Each entry below must be repeated word for word.

_ _ _ _ _

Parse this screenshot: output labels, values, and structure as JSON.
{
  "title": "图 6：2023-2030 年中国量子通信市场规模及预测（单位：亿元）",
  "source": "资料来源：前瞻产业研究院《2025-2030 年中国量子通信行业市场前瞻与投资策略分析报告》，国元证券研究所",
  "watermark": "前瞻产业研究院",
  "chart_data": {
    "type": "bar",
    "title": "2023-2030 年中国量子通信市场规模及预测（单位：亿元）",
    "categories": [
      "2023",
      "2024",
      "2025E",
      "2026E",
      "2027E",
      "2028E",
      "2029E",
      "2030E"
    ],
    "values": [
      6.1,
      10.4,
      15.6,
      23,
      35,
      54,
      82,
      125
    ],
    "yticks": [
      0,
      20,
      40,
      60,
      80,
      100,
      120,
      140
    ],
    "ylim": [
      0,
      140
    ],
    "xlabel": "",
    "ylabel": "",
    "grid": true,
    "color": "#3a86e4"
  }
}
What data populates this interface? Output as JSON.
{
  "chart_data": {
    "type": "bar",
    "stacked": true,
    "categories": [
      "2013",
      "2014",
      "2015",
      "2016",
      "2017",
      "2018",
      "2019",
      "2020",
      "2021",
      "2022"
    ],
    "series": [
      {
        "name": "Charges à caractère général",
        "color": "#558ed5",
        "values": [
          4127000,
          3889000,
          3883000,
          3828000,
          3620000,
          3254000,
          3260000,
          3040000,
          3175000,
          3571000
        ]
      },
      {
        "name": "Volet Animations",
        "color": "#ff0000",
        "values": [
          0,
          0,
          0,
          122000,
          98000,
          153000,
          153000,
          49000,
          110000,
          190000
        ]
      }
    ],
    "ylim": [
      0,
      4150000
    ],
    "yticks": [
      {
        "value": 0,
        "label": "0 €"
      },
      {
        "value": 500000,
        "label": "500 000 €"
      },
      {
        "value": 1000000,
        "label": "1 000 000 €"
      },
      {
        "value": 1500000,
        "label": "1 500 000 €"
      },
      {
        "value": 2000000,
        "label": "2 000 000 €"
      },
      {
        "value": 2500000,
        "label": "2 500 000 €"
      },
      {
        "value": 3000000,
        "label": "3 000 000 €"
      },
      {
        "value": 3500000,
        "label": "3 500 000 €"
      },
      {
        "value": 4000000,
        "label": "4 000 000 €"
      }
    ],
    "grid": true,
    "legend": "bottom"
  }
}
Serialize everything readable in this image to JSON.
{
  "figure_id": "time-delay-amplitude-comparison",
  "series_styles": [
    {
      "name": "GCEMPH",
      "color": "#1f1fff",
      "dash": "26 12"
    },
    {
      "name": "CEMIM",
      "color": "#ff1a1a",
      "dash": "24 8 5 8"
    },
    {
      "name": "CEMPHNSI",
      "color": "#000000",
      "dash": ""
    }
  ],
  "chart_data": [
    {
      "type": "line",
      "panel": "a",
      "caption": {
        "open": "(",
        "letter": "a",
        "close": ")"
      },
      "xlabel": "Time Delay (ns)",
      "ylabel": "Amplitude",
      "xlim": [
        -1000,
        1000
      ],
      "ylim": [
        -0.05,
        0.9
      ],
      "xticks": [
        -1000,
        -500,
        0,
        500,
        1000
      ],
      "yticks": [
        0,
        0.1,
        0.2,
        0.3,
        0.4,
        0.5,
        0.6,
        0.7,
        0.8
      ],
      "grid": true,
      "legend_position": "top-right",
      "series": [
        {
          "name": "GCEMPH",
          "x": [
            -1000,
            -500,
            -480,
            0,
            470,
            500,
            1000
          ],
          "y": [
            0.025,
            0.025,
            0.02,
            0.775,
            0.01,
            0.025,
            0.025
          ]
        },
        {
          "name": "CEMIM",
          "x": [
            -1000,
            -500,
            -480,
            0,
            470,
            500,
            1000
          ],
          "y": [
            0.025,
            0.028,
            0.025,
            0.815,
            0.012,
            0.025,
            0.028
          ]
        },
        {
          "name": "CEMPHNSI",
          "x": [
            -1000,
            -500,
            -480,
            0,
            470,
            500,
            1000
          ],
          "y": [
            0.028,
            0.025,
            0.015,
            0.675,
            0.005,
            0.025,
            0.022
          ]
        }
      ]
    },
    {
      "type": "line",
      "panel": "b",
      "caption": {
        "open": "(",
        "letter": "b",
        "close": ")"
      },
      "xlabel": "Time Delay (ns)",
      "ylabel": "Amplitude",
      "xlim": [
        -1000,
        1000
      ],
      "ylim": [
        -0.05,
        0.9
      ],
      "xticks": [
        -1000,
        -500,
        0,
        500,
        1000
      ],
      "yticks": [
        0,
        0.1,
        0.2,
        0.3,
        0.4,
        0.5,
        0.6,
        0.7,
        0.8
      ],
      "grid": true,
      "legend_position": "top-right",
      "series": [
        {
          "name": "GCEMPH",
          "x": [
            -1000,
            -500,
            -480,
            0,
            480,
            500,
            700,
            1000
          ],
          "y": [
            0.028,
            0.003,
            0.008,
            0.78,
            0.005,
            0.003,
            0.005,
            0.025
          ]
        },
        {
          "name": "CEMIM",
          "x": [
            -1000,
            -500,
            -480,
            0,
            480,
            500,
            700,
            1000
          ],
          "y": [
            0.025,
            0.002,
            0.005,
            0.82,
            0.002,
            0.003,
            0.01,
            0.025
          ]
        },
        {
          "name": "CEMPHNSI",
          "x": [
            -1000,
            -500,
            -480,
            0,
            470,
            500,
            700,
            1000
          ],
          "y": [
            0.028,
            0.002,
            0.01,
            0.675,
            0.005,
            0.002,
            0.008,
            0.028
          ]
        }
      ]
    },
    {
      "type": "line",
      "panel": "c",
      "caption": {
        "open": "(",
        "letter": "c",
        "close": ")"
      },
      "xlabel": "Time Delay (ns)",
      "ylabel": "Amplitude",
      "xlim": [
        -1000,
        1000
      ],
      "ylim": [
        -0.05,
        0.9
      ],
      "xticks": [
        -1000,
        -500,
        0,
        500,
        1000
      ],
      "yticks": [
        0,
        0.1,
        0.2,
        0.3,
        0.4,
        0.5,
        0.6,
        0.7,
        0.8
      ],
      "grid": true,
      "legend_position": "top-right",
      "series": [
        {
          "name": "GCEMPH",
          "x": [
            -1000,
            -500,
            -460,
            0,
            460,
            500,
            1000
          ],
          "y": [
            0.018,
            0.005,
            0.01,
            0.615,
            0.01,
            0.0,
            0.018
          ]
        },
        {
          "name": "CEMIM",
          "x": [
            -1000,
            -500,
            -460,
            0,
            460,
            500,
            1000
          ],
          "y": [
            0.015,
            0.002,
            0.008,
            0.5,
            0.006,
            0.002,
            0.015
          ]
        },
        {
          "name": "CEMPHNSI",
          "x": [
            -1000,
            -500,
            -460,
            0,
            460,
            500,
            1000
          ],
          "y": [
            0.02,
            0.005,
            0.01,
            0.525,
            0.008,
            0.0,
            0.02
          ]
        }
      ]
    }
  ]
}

_ _ _ _ _

**Complete output**:
Parse this screenshot: output labels, values, and structure as JSON.
{
  "title": "图 6：2023-2030 年中国量子通信市场规模及预测（单位：亿元）",
  "source": "资料来源：前瞻产业研究院《2025-2030 年中国量子通信行业市场前瞻与投资策略分析报告》，国元证券研究所",
  "watermark": "前瞻产业研究院",
  "chart_data": {
    "type": "bar",
    "title": "2023-2030 年中国量子通信市场规模及预测（单位：亿元）",
    "categories": [
      "2023",
      "2024",
      "2025E",
      "2026E",
      "2027E",
      "2028E",
      "2029E",
      "2030E"
    ],
    "values": [
      6.1,
      10.4,
      15.6,
      23,
      35,
      54,
      82,
      125
    ],
    "yticks": [
      0,
      20,
      40,
      60,
      80,
      100,
      120,
      140
    ],
    "ylim": [
      0,
      140
    ],
    "xlabel": "",
    "ylabel": "",
    "grid": true,
    "color": "#3a86e4"
  }
}
What data populates this interface? Output as JSON.
{
  "chart_data": {
    "type": "bar",
    "stacked": true,
    "categories": [
      "2013",
      "2014",
      "2015",
      "2016",
      "2017",
      "2018",
      "2019",
      "2020",
      "2021",
      "2022"
    ],
    "series": [
      {
        "name": "Charges à caractère général",
        "color": "#558ed5",
        "values": [
          4127000,
          3889000,
          3883000,
          3828000,
          3620000,
          3254000,
          3260000,
          3040000,
          3175000,
          3571000
        ]
      },
      {
        "name": "Volet Animations",
        "color": "#ff0000",
        "values": [
          0,
          0,
          0,
          122000,
          98000,
          153000,
          153000,
          49000,
          110000,
          190000
        ]
      }
    ],
    "ylim": [
      0,
      4150000
    ],
    "yticks": [
      {
        "value": 0,
        "label": "0 €"
      },
      {
        "value": 500000,
        "label": "500 000 €"
      },
      {
        "value": 1000000,
        "label": "1 000 000 €"
      },
      {
        "value": 1500000,
        "label": "1 500 000 €"
      },
      {
        "value": 2000000,
        "label": "2 000 000 €"
      },
      {
        "value": 2500000,
        "label": "2 500 000 €"
      },
      {
        "value": 3000000,
        "label": "3 000 000 €"
      },
      {
        "value": 3500000,
        "label": "3 500 000 €"
      },
      {
        "value": 4000000,
        "label": "4 000 000 €"
      }
    ],
    "grid": true,
    "legend": "bottom"
  }
}
Serialize everything readable in this image to JSON.
{
  "figure_id": "time-delay-amplitude-comparison",
  "series_styles": [
    {
      "name": "GCEMPH",
      "color": "#1f1fff",
      "dash": "26 12"
    },
    {
      "name": "CEMIM",
      "color": "#ff1a1a",
      "dash": "24 8 5 8"
    },
    {
      "name": "CEMPHNSI",
      "color": "#000000",
      "dash": ""
    }
  ],
  "chart_data": [
    {
      "type": "line",
      "panel": "a",
      "caption": {
        "open": "(",
        "letter": "a",
        "close": ")"
      },
      "xlabel": "Time Delay (ns)",
      "ylabel": "Amplitude",
      "xlim": [
        -1000,
        1000
      ],
      "ylim": [
        -0.05,
        0.9
      ],
      "xticks": [
        -1000,
        -500,
        0,
        500,
        1000
      ],
      "yticks": [
        0,
        0.1,
        0.2,
        0.3,
        0.4,
        0.5,
        0.6,
        0.7,
        0.8
      ],
      "grid": true,
      "legend_position": "top-right",
      "series": [
        {
          "name": "GCEMPH",
          "x": [
            -1000,
            -500,
            -480,
            0,
            470,
            500,
            1000
          ],
          "y": [
            0.025,
            0.025,
            0.02,
            0.775,
            0.01,
            0.025,
            0.025
          ]
        },
        {
          "name": "CEMIM",
          "x": [
            -1000,
            -500,
            -480,
            0,
            470,
            500,
            1000
          ],
          "y": [
            0.025,
            0.028,
            0.025,
            0.815,
            0.012,
            0.025,
            0.028
          ]
        },
        {
          "name": "CEMPHNSI",
          "x": [
            -1000,
            -500,
            -480,
            0,
            470,
            500,
            1000
          ],
          "y": [
            0.028,
            0.025,
            0.015,
            0.675,
            0.005,
            0.025,
            0.022
          ]
        }
      ]
    },
    {
      "type": "line",
      "panel": "b",
      "caption": {
        "open": "(",
        "letter": "b",
        "close": ")"
      },
      "xlabel": "Time Delay (ns)",
      "ylabel": "Amplitude",
      "xlim": [
        -1000,
        1000
      ],
      "ylim": [
        -0.05,
        0.9
      ],
      "xticks": [
        -1000,
        -500,
        0,
        500,
        1000
      ],
      "yticks": [
        0,
        0.1,
        0.2,
        0.3,
        0.4,
        0.5,
        0.6,
        0.7,
        0.8
      ],
      "grid": true,
      "legend_position": "top-right",
      "series": [
        {
          "name": "GCEMPH",
          "x": [
            -1000,
            -500,
            -480,
            0,
            480,
            500,
            700,
            1000
          ],
          "y": [
            0.028,
            0.003,
            0.008,
            0.78,
            0.005,
            0.003,
            0.005,
            0.025
          ]
        },
        {
          "name": "CEMIM",
          "x": [
            -1000,
            -500,
            -480,
            0,
            480,
            500,
            700,
            1000
          ],
          "y": [
            0.025,
            0.002,
            0.005,
            0.82,
            0.002,
            0.003,
            0.01,
            0.025
          ]
        },
        {
          "name": "CEMPHNSI",
          "x": [
            -1000,
            -500,
            -480,
            0,
            470,
            500,
            700,
            1000
          ],
          "y": [
            0.028,
            0.002,
            0.01,
            0.675,
            0.005,
            0.002,
            0.008,
            0.028
          ]
        }
      ]
    },
    {
      "type": "line",
      "panel": "c",
      "caption": {
        "open": "(",
        "letter": "c",
        "close": ")"
      },
      "xlabel": "Time Delay (ns)",
      "ylabel": "Amplitude",
      "xlim": [
        -1000,
        1000
      ],
      "ylim": [
        -0.05,
        0.9
      ],
      "xticks": [
        -1000,
        -500,
        0,
        500,
        1000
      ],
      "yticks": [
        0,
        0.1,
        0.2,
        0.3,
        0.4,
        0.5,
        0.6,
        0.7,
        0.8
      ],
      "grid": true,
      "legend_position": "top-right",
      "series": [
        {
          "name": "GCEMPH",
          "x": [
            -1000,
            -500,
            -460,
            0,
            460,
            500,
            1000
          ],
          "y": [
            0.018,
            0.005,
            0.01,
            0.615,
            0.01,
            0.0,
            0.018
          ]
        },
        {
          "name": "CEMIM",
          "x": [
            -1000,
            -500,
            -460,
            0,
            460,
            500,
            1000
          ],
          "y": [
            0.015,
            0.002,
            0.008,
            0.5,
            0.006,
            0.002,
            0.015
          ]
        },
        {
          "name": "CEMPHNSI",
          "x": [
            -1000,
            -500,
            -460,
            0,
            460,
            500,
            1000
          ],
          "y": [
            0.02,
            0.005,
            0.01,
            0.525,
            0.008,
            0.0,
            0.02
          ]
        }
      ]
    }
  ]
}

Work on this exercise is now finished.